**Entries:**

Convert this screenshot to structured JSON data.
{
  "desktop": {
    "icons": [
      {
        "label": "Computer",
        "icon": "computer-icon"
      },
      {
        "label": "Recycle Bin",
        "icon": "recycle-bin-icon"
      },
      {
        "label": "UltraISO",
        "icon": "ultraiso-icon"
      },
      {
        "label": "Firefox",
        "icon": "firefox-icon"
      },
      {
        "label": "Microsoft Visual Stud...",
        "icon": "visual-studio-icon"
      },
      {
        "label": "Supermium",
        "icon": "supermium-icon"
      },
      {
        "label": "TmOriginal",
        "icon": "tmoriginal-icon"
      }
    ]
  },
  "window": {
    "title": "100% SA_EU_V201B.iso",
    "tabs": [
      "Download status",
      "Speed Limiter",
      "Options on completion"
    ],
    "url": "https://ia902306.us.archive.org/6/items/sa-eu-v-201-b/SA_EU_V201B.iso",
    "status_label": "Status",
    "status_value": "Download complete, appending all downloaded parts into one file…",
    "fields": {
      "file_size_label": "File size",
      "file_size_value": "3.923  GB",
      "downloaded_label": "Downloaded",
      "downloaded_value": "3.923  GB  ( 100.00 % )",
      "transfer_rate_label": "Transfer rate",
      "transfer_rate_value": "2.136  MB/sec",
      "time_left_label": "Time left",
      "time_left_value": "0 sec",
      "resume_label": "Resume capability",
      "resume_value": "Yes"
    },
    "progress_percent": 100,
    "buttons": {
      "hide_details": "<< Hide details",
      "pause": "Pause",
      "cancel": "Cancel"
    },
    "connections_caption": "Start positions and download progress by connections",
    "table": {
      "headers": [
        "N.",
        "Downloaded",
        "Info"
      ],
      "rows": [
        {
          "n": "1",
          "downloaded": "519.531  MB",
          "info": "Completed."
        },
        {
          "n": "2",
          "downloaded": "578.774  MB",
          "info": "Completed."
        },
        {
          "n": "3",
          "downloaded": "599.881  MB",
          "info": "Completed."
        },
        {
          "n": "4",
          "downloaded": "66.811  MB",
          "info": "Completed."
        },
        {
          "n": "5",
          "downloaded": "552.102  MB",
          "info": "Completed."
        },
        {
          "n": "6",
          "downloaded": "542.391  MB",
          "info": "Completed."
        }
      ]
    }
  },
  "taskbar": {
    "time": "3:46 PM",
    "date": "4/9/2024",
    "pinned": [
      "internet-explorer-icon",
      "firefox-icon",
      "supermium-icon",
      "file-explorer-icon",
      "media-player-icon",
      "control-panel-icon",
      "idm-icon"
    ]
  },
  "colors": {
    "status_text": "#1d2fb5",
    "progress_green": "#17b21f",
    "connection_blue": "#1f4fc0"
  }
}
* * *
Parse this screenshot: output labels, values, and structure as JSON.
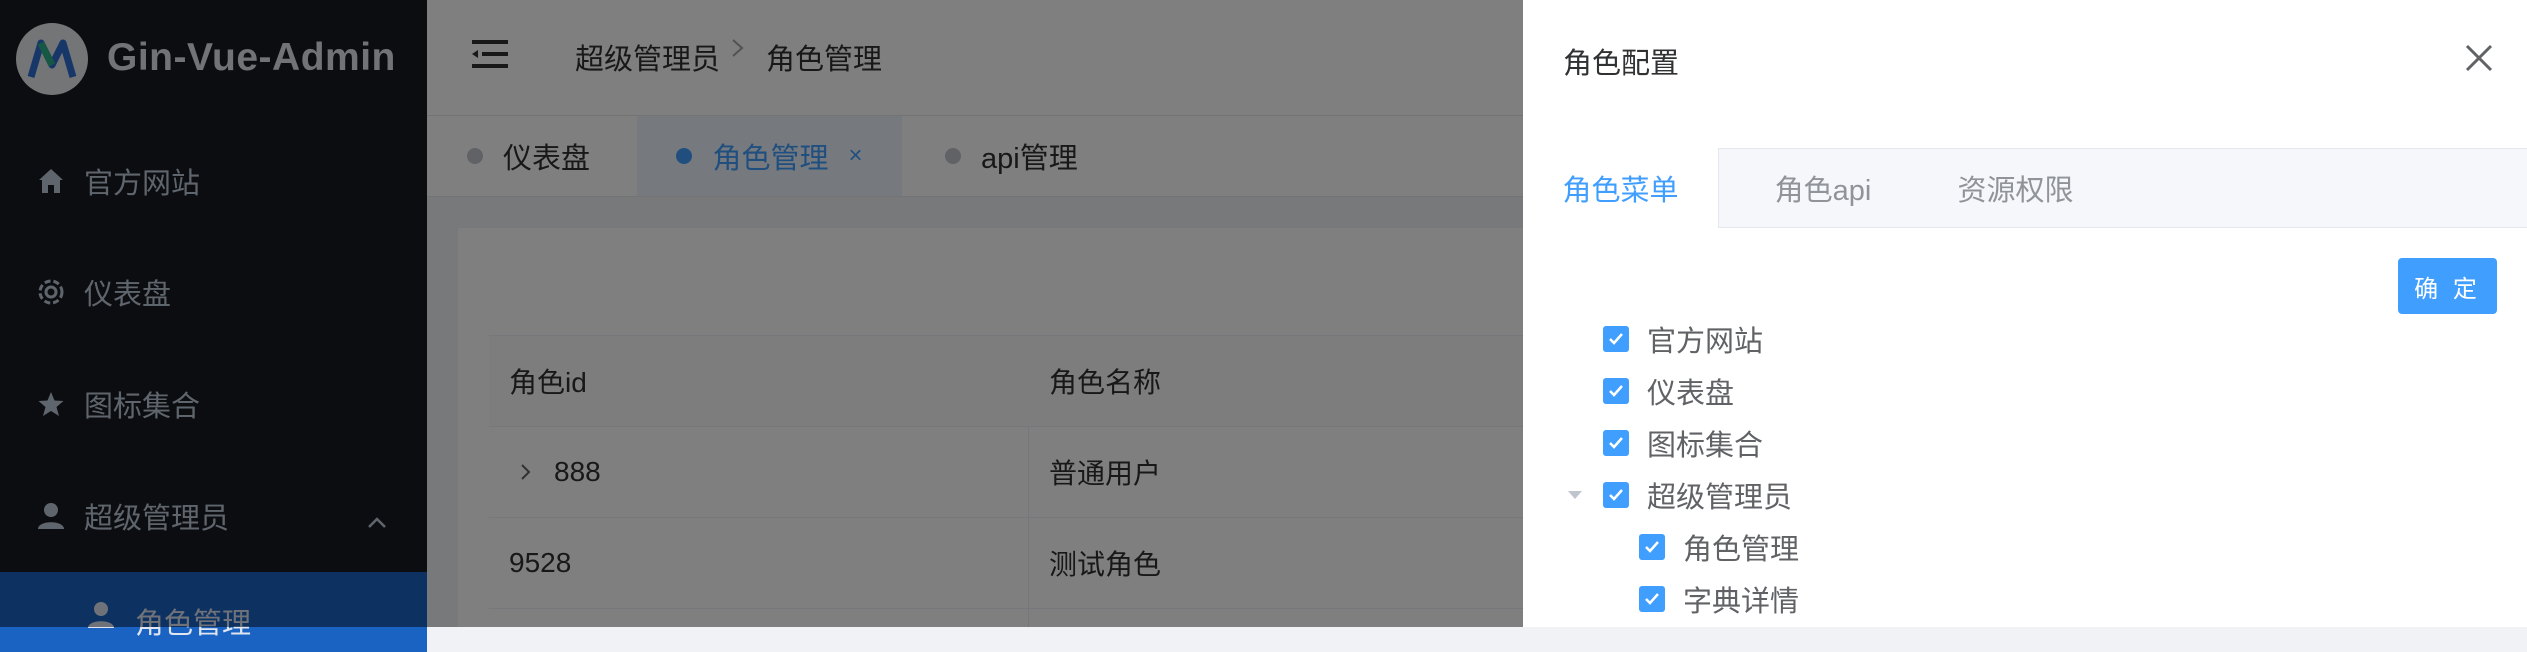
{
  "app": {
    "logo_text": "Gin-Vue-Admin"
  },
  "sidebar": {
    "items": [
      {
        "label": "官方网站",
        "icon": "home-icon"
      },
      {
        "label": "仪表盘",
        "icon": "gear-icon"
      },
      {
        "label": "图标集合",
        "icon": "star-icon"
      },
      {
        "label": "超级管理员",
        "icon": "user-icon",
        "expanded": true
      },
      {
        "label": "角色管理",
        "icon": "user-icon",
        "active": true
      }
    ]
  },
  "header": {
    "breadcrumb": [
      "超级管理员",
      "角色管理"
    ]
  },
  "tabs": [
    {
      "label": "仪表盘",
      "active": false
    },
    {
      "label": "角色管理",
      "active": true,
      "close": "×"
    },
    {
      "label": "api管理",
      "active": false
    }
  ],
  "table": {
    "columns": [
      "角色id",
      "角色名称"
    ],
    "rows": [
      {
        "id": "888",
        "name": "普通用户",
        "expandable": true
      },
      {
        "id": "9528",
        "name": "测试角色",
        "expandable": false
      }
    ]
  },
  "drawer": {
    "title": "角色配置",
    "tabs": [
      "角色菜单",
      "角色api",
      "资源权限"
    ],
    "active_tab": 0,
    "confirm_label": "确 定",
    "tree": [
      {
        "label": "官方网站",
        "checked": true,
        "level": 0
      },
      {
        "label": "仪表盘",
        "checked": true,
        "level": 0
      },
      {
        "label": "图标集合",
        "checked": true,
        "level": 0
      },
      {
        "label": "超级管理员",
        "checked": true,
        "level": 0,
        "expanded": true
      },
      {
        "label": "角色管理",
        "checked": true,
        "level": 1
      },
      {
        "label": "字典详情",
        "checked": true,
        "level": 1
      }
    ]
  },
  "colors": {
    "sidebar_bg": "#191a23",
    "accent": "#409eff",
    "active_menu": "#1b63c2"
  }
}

**What the task requires:** Gather up the lines containing the word "items" from these records and copy them.

**The response:**
    "url": "https://ia902306.us.archive.org/6/items/sa-eu-v-201-b/SA_EU_V201B.iso",
    "items": [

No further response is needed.